WHAT THE TASK REQUIRES:
Every line containing the word "resolution" needs to be found and copied.
-------- PROVIDED MATERIAL --------
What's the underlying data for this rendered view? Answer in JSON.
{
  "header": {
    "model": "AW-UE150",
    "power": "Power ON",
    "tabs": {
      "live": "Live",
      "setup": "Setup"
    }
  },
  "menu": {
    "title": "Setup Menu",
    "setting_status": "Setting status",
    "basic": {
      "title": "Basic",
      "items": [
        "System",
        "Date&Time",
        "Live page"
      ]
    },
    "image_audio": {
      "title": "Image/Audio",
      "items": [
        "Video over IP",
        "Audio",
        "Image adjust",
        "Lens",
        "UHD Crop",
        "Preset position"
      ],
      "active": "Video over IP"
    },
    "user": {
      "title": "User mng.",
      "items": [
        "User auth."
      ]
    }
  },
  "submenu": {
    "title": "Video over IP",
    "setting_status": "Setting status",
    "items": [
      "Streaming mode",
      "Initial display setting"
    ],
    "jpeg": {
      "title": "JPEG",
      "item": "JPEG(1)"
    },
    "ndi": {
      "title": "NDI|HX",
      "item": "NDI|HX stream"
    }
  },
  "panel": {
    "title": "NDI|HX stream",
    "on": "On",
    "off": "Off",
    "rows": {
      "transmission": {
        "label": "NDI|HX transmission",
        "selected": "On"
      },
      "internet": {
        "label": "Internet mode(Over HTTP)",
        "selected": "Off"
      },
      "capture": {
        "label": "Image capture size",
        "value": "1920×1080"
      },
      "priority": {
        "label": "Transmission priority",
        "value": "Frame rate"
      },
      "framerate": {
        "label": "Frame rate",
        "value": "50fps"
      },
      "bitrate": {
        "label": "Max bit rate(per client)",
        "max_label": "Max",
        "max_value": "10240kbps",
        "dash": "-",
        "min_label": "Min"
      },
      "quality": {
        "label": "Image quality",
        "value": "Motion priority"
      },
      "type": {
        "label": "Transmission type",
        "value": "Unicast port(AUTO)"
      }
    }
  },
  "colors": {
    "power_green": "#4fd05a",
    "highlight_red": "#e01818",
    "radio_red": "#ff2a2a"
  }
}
--------
-------- PROVIDED MATERIAL --------
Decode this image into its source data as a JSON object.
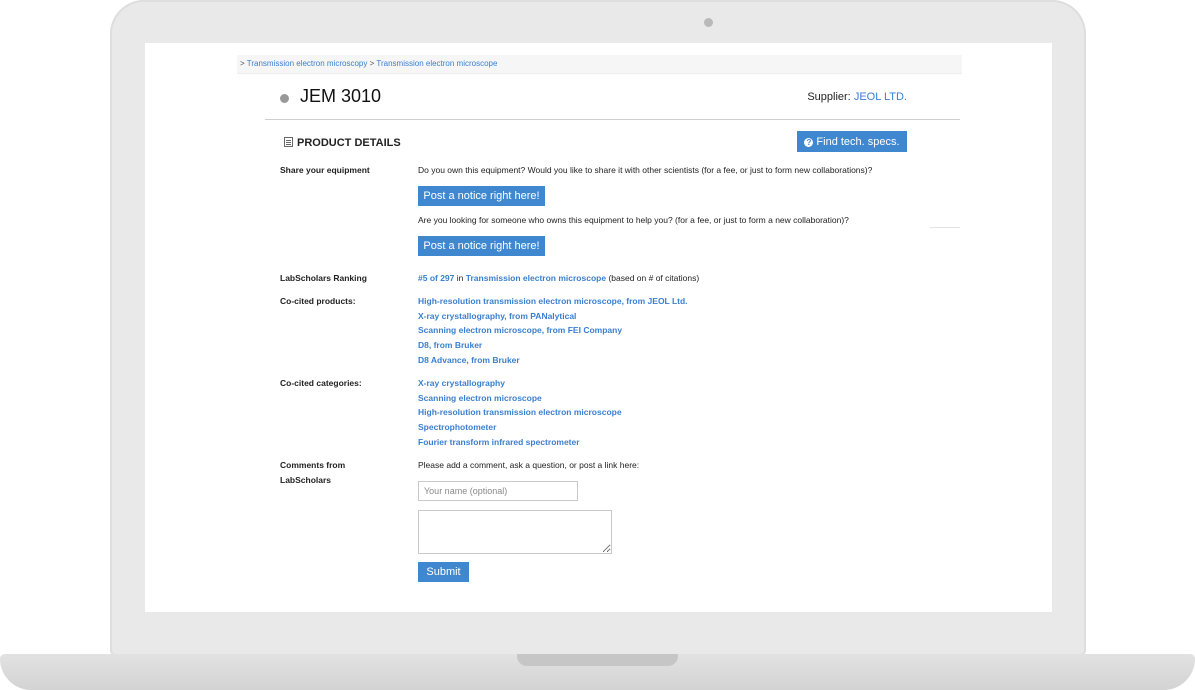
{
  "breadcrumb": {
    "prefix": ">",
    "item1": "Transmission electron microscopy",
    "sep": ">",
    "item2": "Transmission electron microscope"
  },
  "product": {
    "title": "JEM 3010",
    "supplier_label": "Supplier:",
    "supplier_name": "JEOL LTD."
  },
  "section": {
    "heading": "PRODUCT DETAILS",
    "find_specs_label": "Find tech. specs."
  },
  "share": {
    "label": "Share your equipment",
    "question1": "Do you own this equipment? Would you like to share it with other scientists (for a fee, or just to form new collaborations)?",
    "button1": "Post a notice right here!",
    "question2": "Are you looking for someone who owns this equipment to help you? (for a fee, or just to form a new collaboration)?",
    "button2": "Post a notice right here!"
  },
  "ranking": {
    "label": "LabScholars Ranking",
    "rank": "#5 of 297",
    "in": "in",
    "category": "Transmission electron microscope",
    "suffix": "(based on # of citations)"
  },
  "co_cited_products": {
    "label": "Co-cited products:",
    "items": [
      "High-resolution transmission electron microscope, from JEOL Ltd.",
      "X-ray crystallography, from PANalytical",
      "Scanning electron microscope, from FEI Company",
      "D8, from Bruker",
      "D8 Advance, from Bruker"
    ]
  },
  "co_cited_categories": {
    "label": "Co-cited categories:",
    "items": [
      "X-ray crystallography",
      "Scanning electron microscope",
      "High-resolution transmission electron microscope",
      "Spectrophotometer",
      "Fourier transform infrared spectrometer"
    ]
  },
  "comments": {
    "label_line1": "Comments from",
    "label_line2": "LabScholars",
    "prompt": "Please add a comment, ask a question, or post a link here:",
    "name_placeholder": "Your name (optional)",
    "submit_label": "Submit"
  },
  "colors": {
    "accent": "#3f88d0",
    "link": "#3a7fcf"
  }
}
--------
EXERCISE RESULT:
      "High-resolution transmission electron microscope, from JEOL Ltd.",
      "High-resolution transmission electron microscope",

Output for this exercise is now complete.